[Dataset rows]

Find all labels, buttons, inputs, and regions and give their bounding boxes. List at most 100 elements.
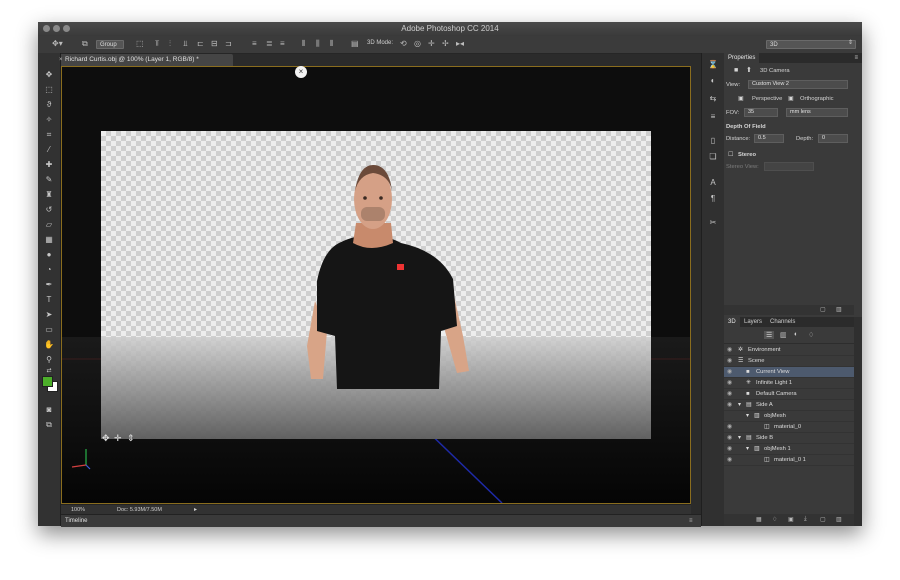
blur-tool-icon[interactable]: ● — [43, 249, 55, 261]
healing-brush-tool-icon[interactable]: ✚ — [43, 159, 55, 171]
expand-chevron-icon[interactable]: ▾ — [738, 433, 741, 444]
3d-widget-close-icon[interactable]: × — [295, 66, 307, 78]
visibility-eye-icon[interactable]: ◉ — [727, 378, 735, 389]
rectangle-tool-icon[interactable]: ▭ — [43, 324, 55, 336]
close-tab-icon[interactable]: × — [59, 54, 63, 66]
history-brush-tool-icon[interactable]: ↺ — [43, 204, 55, 216]
properties-panel-icon[interactable]: ≡ — [707, 111, 719, 123]
align-left-icon[interactable]: ⊏ — [197, 39, 204, 49]
transform-controls-icon[interactable]: ⬚ — [136, 39, 144, 49]
move-tool-icon[interactable]: ✥▾ — [52, 39, 63, 49]
fov-field[interactable]: 35 — [744, 108, 778, 117]
perspective-label[interactable]: Perspective — [752, 95, 782, 103]
visibility-eye-icon[interactable]: ◉ — [727, 356, 735, 367]
distribute-bottom-icon[interactable]: ≡ — [280, 39, 285, 49]
coordinates-icon[interactable]: ⬆ — [746, 67, 752, 75]
expand-chevron-icon[interactable]: ▾ — [746, 444, 749, 455]
rotate-3d-icon[interactable]: ⟲ — [400, 39, 407, 49]
3d-model-person[interactable] — [101, 131, 651, 439]
pan-camera-icon[interactable]: ✛ — [114, 433, 122, 443]
workspace-dropdown[interactable]: 3D — [766, 40, 856, 49]
visibility-eye-icon[interactable]: ◉ — [727, 400, 735, 411]
drop-to-ground-icon[interactable]: ⤓ — [804, 516, 807, 523]
list-item[interactable]: ◉ ◫ material_0 1 — [724, 455, 854, 466]
list-item[interactable]: ◉ ▾ ▥ objMesh 1 — [724, 444, 854, 455]
distribute-hcenter-icon[interactable]: ⫼ — [316, 39, 320, 49]
canvas-frame[interactable] — [101, 131, 651, 439]
stereo-view-dropdown[interactable] — [764, 162, 814, 171]
list-item[interactable]: ◉ ■ Current View — [724, 367, 854, 378]
stereo-checkbox[interactable]: ☐ — [728, 151, 733, 159]
timeline-menu-icon[interactable]: ≡ — [689, 515, 693, 527]
foreground-color-swatch[interactable] — [42, 376, 53, 387]
new-item-icon[interactable]: ▢ — [820, 516, 826, 523]
depth-field[interactable]: 0 — [818, 134, 848, 143]
list-item[interactable]: ◉ ▾ ▤ Side A — [724, 400, 854, 411]
distribute-left-icon[interactable]: ⫴ — [302, 39, 305, 49]
crop-tool-icon[interactable]: ⌗ — [43, 129, 55, 141]
path-select-tool-icon[interactable]: ➤ — [43, 309, 55, 321]
meshes-filter-icon[interactable]: ▥ — [780, 331, 787, 339]
move-tool-icon[interactable]: ✥ — [43, 69, 55, 81]
type-tool-icon[interactable]: T — [43, 294, 55, 306]
align-right-icon[interactable]: ⊐ — [225, 39, 232, 49]
drag-3d-icon[interactable]: ✛ — [428, 39, 435, 49]
list-item[interactable]: ◉ ☰ Scene — [724, 356, 854, 367]
history-panel-icon[interactable]: ⌛ — [707, 59, 719, 71]
timeline-panel[interactable]: Timeline ≡ — [61, 514, 701, 527]
new-mesh-icon[interactable]: ▦ — [756, 516, 762, 523]
view-dropdown[interactable]: Custom View 2 — [748, 80, 848, 89]
brushes-panel-icon[interactable]: ▯ — [707, 135, 719, 147]
dolly-camera-icon[interactable]: ⇕ — [127, 433, 135, 443]
adjustments-panel-icon[interactable]: ◐ — [707, 75, 719, 87]
orthographic-icon[interactable]: ▣ — [788, 95, 793, 103]
pen-tool-icon[interactable]: ✒ — [43, 279, 55, 291]
tab-3d[interactable]: 3D — [724, 317, 740, 327]
list-item[interactable]: ◉ ▾ ▤ Side B — [724, 433, 854, 444]
tool-presets-icon[interactable]: ✂ — [707, 217, 719, 229]
quick-mask-icon[interactable]: ◙ — [43, 404, 55, 416]
layers-scrollbar[interactable] — [854, 317, 862, 526]
tab-channels[interactable]: Channels — [770, 317, 795, 327]
panel-trash-icon[interactable]: ▥ — [836, 306, 842, 313]
clone-source-icon[interactable]: ❏ — [707, 151, 719, 163]
list-item[interactable]: ◉ ◫ material_0 — [724, 422, 854, 433]
axis-gizmo[interactable] — [68, 445, 94, 471]
dodge-tool-icon[interactable]: ◔ — [43, 264, 55, 276]
canvas-area[interactable]: × ✥ ✛ ⇕ — [61, 66, 691, 504]
align-hcenter-icon[interactable]: ⊟ — [211, 39, 218, 49]
perspective-icon[interactable]: ▣ — [738, 95, 743, 103]
timeline-tab[interactable]: Timeline — [65, 515, 87, 527]
distribute-vcenter-icon[interactable]: ≣ — [266, 39, 273, 49]
align-vcenter-icon[interactable]: ⫶ — [169, 39, 171, 49]
visibility-eye-icon[interactable]: ◉ — [727, 367, 735, 378]
eraser-tool-icon[interactable]: ▱ — [43, 219, 55, 231]
fov-unit-dropdown[interactable]: mm lens — [786, 108, 848, 117]
orthographic-label[interactable]: Orthographic — [800, 95, 834, 103]
list-item[interactable]: ◉ ■ Default Camera — [724, 389, 854, 400]
gradient-tool-icon[interactable]: ▦ — [43, 234, 55, 246]
eyedropper-tool-icon[interactable]: ⁄ — [43, 144, 55, 156]
visibility-eye-icon[interactable]: ◉ — [727, 455, 735, 466]
expand-chevron-icon[interactable]: ▾ — [746, 411, 749, 422]
align-top-icon[interactable]: ⫪ — [155, 39, 160, 49]
roll-3d-icon[interactable]: ◎ — [414, 39, 421, 49]
list-item[interactable]: ◉ ✲ Environment — [724, 345, 854, 356]
slide-3d-icon[interactable]: ✢ — [442, 39, 449, 49]
brush-tool-icon[interactable]: ✎ — [43, 174, 55, 186]
delete-icon[interactable]: ▥ — [836, 516, 842, 523]
scale-3d-icon[interactable]: ▸◂ — [456, 39, 464, 49]
quick-select-tool-icon[interactable]: ✧ — [43, 114, 55, 126]
list-item[interactable]: ◉ ✳ Infinite Light 1 — [724, 378, 854, 389]
lights-filter-icon[interactable]: ♢ — [808, 331, 814, 339]
new-light-icon[interactable]: ♢ — [772, 516, 777, 523]
distribute-right-icon[interactable]: ⫴ — [330, 39, 333, 49]
visibility-eye-icon[interactable]: ◉ — [727, 444, 735, 455]
align-bottom-icon[interactable]: ⫫ — [183, 39, 188, 49]
expand-chevron-icon[interactable]: ▾ — [738, 400, 741, 411]
properties-menu-icon[interactable]: ≡ — [854, 53, 858, 63]
visibility-eye-icon[interactable]: ◉ — [727, 389, 735, 400]
paragraph-panel-icon[interactable]: ¶ — [707, 193, 719, 205]
visibility-eye-icon[interactable]: ◉ — [727, 345, 735, 356]
whole-scene-icon[interactable]: ☰ — [764, 331, 775, 339]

Your instructions
Swap "interactable" for "clickable" in the stretch of rows from the one containing "blur-tool-icon[interactable]: ● —" through the one containing "visibility-eye-icon[interactable]: ◉ — [727, 378, 735, 389]", and give those rows again with everything else unchanged.

Task response
blur-tool-icon[clickable]: ● — [43, 249, 55, 261]
healing-brush-tool-icon[clickable]: ✚ — [43, 159, 55, 171]
expand-chevron-icon[clickable]: ▾ — [738, 433, 741, 444]
3d-widget-close-icon[clickable]: × — [295, 66, 307, 78]
visibility-eye-icon[clickable]: ◉ — [727, 378, 735, 389]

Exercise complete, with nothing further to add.